DATA:
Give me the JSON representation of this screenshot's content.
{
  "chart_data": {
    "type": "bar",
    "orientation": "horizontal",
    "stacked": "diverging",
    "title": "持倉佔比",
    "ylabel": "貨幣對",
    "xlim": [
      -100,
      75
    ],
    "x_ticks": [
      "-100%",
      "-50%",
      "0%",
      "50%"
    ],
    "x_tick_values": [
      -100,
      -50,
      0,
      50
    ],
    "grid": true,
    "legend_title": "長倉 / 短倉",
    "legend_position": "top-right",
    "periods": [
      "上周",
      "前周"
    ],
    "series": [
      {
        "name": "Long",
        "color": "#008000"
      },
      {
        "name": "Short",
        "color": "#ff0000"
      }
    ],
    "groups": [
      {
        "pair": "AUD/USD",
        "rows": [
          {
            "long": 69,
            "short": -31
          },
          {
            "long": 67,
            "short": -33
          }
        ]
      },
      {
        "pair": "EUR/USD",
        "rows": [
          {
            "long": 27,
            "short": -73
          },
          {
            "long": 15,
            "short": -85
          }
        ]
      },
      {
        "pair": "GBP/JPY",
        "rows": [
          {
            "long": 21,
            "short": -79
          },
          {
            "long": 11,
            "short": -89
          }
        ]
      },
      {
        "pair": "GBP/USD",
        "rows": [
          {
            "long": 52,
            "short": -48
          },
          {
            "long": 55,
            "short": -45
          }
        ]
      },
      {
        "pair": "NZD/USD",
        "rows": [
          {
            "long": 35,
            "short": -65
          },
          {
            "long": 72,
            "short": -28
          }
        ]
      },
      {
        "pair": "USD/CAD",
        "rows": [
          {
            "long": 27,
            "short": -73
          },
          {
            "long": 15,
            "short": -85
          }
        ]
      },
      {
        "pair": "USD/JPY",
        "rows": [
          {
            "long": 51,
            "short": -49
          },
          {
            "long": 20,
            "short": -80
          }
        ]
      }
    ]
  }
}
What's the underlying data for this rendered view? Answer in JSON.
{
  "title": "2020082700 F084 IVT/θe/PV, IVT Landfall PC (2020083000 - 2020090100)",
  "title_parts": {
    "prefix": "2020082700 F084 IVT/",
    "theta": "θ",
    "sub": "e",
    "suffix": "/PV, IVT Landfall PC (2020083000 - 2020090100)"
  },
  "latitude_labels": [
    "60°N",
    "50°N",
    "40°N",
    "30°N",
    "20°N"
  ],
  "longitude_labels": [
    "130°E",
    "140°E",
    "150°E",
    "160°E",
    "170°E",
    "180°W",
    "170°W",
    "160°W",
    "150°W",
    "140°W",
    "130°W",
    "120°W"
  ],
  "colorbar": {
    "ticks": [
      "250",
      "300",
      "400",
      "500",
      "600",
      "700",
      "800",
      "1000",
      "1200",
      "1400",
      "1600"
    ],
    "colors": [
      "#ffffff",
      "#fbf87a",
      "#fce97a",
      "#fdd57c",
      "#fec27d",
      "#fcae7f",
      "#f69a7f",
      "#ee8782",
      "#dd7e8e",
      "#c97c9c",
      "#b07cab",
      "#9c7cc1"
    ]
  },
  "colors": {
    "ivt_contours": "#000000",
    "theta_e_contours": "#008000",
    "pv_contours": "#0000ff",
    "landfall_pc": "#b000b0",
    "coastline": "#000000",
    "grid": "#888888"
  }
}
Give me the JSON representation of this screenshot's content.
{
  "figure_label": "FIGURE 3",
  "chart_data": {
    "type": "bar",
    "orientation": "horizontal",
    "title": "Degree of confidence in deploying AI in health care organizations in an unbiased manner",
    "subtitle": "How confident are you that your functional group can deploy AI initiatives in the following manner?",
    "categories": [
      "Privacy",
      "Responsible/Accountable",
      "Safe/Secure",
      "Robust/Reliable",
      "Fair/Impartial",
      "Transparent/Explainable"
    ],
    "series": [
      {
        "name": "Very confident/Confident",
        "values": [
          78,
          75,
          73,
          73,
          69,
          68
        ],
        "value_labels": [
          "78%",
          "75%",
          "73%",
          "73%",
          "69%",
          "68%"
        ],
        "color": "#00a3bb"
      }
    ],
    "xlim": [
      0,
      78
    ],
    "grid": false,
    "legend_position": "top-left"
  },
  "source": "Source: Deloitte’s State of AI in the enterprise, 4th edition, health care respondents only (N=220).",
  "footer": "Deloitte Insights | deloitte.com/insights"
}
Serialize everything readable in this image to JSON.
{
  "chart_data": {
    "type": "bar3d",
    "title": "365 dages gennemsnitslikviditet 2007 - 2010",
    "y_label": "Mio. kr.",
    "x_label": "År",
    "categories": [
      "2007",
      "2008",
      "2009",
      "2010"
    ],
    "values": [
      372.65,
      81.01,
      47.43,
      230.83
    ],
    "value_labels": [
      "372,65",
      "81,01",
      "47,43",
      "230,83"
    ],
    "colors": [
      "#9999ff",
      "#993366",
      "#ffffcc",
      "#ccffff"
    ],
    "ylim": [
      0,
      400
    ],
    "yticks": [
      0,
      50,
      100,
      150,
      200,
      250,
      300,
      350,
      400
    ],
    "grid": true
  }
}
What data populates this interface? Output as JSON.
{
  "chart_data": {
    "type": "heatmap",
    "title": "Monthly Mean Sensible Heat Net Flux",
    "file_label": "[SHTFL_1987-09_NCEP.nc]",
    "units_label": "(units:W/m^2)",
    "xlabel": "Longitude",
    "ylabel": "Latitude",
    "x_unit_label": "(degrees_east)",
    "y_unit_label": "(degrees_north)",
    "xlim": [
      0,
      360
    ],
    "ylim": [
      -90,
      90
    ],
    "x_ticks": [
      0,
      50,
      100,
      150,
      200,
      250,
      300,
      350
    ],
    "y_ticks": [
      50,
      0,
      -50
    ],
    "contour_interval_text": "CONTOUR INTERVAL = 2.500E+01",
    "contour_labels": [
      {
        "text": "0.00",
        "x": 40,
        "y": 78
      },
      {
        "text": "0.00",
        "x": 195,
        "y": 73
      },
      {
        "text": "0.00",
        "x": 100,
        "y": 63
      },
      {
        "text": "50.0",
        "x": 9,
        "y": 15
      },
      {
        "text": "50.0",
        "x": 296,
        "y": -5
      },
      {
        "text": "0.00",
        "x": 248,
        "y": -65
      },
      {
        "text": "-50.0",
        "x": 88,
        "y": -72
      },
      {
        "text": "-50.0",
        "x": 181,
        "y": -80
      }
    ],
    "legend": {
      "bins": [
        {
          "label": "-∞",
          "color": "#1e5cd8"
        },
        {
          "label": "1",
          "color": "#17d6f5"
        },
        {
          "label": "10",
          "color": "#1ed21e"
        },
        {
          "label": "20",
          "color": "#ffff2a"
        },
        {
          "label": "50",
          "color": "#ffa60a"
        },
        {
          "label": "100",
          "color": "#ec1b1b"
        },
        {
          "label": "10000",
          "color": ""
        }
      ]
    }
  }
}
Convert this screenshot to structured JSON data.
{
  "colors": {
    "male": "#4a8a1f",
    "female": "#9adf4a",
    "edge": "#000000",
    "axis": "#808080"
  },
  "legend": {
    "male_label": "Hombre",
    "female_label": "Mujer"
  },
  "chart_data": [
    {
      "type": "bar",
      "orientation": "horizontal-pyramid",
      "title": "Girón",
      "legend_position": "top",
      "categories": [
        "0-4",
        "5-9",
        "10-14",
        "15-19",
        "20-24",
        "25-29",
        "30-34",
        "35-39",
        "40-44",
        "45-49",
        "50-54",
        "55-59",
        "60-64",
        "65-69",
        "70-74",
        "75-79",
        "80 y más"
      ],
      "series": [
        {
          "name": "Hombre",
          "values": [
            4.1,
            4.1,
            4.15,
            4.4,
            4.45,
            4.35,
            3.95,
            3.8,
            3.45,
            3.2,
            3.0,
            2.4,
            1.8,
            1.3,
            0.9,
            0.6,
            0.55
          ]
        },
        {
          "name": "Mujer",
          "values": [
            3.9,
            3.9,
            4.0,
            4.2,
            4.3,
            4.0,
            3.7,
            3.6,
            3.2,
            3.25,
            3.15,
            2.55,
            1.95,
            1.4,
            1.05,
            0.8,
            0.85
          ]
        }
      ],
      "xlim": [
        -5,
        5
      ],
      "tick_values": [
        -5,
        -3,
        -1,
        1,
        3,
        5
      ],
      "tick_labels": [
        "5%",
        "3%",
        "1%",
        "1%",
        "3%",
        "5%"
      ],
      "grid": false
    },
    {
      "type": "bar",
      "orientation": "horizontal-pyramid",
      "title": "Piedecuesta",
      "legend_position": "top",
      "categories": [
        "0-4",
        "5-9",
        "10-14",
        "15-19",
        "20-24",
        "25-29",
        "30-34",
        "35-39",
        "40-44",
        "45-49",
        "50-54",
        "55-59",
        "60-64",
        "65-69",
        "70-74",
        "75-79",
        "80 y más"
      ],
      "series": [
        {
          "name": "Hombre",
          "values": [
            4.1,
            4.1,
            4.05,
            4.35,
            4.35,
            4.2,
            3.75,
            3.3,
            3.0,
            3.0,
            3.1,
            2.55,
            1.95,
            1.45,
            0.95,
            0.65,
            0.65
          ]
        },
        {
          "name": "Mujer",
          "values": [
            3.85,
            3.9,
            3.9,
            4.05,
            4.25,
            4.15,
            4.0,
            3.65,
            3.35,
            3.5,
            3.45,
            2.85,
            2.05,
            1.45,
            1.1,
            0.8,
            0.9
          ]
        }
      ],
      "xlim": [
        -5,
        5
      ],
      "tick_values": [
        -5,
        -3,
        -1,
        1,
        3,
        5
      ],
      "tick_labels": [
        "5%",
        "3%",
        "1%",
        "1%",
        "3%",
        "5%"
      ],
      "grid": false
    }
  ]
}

PROMPT: Copy each line holding the word "JSON" from the listing above.

EXERCISE RESPONSE:
Give me the JSON representation of this screenshot's content.
What's the underlying data for this rendered view? Answer in JSON.
Give me the JSON representation of this screenshot's content.
Serialize everything readable in this image to JSON.
What data populates this interface? Output as JSON.
Convert this screenshot to structured JSON data.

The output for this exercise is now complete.